◆ WRITTEN PROBLEM: Reproduce the line that contains "Output the text content of this document." and every line after it through the end of the records, exactly, with nothing added.

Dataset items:
"""

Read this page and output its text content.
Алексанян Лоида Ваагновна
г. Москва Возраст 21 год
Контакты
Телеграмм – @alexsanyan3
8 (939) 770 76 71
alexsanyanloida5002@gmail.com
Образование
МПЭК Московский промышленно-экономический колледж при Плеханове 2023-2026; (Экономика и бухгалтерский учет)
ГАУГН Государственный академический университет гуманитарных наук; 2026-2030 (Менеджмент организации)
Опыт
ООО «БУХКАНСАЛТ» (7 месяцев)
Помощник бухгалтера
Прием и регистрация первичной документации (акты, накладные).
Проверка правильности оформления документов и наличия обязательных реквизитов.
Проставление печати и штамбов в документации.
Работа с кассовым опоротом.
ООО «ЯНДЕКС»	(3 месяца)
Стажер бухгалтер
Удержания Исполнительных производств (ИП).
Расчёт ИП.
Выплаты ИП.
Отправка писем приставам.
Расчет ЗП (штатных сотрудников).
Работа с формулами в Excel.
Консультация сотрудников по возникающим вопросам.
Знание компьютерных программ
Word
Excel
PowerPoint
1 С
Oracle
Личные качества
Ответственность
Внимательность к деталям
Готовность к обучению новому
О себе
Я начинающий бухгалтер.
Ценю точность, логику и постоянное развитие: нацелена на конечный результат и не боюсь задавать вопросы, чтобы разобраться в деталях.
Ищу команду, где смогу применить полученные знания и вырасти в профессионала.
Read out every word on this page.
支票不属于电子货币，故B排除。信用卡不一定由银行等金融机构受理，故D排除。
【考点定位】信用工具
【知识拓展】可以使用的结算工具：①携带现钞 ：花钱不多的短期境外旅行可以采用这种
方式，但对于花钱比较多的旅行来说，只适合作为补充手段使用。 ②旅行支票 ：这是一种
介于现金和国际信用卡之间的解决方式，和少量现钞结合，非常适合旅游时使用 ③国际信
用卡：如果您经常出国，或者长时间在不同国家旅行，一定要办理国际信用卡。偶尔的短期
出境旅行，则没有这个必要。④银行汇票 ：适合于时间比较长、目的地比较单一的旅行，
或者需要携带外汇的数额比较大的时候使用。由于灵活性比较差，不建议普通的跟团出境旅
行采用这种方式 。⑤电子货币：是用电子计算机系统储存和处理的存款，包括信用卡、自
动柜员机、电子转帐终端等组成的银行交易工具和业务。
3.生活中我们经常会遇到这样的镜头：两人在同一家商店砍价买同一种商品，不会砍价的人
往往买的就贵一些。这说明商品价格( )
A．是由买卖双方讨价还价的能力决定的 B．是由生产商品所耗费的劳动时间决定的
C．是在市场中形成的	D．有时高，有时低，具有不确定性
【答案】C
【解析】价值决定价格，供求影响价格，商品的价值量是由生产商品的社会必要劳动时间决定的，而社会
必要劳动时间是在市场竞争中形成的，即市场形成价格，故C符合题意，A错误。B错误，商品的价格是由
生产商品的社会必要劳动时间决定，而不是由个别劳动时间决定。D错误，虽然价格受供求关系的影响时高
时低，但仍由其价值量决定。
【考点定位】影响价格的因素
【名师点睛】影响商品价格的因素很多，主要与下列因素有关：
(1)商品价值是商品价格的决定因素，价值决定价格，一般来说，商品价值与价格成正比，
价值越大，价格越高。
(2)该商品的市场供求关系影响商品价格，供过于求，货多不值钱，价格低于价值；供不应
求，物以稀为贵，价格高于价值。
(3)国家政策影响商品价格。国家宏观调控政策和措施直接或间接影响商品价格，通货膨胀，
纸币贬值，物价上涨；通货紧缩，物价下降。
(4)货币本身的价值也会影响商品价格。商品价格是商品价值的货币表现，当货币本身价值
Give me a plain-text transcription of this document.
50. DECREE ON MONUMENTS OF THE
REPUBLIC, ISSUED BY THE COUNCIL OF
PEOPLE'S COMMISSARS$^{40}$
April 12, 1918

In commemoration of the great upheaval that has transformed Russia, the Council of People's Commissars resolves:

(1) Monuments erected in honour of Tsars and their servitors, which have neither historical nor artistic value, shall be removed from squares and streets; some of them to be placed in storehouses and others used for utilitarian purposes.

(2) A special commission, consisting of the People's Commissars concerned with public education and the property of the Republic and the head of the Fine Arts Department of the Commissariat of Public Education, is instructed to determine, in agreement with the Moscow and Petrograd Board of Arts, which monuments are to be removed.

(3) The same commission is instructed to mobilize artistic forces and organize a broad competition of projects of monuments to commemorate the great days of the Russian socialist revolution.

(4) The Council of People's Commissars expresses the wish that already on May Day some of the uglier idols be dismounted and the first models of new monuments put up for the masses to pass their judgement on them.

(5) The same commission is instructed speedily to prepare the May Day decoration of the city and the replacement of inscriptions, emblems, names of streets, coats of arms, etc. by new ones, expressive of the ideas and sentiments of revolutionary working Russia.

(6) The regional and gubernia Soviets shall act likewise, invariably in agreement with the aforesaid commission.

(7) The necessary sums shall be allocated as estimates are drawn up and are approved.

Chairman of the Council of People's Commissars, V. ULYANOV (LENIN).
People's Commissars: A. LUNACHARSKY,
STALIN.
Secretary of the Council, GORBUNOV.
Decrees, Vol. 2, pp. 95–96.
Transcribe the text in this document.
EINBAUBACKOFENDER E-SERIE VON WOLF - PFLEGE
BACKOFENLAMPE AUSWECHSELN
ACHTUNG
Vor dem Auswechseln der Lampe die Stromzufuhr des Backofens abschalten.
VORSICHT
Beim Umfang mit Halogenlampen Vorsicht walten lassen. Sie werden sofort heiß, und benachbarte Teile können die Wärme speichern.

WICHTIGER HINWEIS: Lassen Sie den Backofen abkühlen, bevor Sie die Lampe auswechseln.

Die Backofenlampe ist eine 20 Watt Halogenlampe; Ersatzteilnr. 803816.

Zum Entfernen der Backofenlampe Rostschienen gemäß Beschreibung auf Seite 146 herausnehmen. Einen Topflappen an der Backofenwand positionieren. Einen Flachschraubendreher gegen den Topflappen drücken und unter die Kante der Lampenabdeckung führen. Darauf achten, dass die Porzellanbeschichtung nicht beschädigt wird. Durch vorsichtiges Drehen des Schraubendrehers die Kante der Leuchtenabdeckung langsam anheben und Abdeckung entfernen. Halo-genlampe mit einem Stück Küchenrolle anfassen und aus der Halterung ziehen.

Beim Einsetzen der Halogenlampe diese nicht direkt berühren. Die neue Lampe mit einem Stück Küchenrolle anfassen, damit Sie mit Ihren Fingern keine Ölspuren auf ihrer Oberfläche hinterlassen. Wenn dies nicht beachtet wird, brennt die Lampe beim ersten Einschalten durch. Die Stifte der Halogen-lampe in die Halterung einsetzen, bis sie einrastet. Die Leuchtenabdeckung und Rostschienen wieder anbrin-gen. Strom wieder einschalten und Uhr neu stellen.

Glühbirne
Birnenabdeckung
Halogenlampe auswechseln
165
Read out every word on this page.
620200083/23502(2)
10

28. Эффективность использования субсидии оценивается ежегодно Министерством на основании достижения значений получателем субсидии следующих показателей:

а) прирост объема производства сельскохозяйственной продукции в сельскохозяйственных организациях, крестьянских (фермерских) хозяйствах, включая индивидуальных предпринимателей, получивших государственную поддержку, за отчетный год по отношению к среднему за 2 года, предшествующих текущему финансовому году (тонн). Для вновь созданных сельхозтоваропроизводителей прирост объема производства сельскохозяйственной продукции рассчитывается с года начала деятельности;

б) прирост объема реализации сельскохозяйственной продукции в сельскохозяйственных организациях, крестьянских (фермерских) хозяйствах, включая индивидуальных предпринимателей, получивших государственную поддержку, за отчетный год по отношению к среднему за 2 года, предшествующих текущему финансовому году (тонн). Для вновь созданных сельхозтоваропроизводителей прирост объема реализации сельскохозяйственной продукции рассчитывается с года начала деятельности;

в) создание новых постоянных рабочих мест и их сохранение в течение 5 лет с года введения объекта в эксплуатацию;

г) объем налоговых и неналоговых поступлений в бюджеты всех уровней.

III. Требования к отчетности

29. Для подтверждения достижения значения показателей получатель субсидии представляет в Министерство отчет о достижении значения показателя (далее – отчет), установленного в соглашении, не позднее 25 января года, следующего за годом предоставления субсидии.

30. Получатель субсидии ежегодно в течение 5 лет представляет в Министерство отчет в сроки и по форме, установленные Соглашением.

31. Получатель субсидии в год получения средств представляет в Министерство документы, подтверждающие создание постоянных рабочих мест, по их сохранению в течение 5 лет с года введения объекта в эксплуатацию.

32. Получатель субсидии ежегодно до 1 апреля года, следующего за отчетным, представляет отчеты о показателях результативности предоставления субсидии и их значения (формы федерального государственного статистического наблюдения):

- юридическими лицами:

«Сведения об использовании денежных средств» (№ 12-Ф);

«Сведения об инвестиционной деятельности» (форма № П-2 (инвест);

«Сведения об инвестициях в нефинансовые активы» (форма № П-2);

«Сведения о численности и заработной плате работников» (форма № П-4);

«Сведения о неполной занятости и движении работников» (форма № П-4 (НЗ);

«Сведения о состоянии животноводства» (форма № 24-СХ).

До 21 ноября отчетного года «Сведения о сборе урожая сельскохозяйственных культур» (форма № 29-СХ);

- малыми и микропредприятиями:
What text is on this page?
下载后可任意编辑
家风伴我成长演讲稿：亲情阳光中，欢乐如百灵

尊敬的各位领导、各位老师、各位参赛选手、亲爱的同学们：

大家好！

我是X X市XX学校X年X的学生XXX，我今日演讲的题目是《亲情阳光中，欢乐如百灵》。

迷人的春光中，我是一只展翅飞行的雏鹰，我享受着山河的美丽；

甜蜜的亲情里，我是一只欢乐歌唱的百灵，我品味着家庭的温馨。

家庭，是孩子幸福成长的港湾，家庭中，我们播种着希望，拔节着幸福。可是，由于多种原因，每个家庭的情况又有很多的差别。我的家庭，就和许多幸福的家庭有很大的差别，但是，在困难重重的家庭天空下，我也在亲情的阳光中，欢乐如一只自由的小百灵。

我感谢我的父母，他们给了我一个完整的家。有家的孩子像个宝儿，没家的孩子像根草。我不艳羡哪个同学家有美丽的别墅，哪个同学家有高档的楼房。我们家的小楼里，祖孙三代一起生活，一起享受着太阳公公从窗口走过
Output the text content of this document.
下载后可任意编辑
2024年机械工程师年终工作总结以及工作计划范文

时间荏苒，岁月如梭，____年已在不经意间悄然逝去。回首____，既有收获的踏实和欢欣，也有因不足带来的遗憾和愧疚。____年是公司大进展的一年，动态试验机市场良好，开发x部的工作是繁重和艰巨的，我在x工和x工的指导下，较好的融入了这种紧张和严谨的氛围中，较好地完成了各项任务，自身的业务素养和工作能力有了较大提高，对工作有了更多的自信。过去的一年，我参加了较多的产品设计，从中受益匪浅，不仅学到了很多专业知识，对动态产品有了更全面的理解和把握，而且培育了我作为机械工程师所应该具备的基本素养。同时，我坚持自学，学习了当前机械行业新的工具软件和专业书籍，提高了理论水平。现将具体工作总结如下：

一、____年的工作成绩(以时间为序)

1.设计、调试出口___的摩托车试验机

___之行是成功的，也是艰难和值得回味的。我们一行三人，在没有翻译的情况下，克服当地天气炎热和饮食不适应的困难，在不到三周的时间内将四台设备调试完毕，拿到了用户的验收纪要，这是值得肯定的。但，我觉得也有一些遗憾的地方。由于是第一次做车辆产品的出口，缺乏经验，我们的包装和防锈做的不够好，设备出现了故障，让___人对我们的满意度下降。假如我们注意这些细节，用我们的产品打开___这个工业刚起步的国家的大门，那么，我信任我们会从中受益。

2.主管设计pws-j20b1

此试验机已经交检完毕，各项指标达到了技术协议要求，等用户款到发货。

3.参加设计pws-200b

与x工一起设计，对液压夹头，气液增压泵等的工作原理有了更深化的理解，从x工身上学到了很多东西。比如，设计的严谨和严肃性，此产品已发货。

"""

◆ TASK SOLUTION:
Output the text content of this document.
下载后可任意编辑
2024年机械工程师年终工作总结以及工作计划范文

时间荏苒，岁月如梭，____年已在不经意间悄然逝去。回首____，既有收获的踏实和欢欣，也有因不足带来的遗憾和愧疚。____年是公司大进展的一年，动态试验机市场良好，开发x部的工作是繁重和艰巨的，我在x工和x工的指导下，较好的融入了这种紧张和严谨的氛围中，较好地完成了各项任务，自身的业务素养和工作能力有了较大提高，对工作有了更多的自信。过去的一年，我参加了较多的产品设计，从中受益匪浅，不仅学到了很多专业知识，对动态产品有了更全面的理解和把握，而且培育了我作为机械工程师所应该具备的基本素养。同时，我坚持自学，学习了当前机械行业新的工具软件和专业书籍，提高了理论水平。现将具体工作总结如下：

一、____年的工作成绩(以时间为序)

1.设计、调试出口___的摩托车试验机

___之行是成功的，也是艰难和值得回味的。我们一行三人，在没有翻译的情况下，克服当地天气炎热和饮食不适应的困难，在不到三周的时间内将四台设备调试完毕，拿到了用户的验收纪要，这是值得肯定的。但，我觉得也有一些遗憾的地方。由于是第一次做车辆产品的出口，缺乏经验，我们的包装和防锈做的不够好，设备出现了故障，让___人对我们的满意度下降。假如我们注意这些细节，用我们的产品打开___这个工业刚起步的国家的大门，那么，我信任我们会从中受益。

2.主管设计pws-j20b1

此试验机已经交检完毕，各项指标达到了技术协议要求，等用户款到发货。

3.参加设计pws-200b

与x工一起设计，对液压夹头，气液增压泵等的工作原理有了更深化的理解，从x工身上学到了很多东西。比如，设计的严谨和严肃性，此产品已发货。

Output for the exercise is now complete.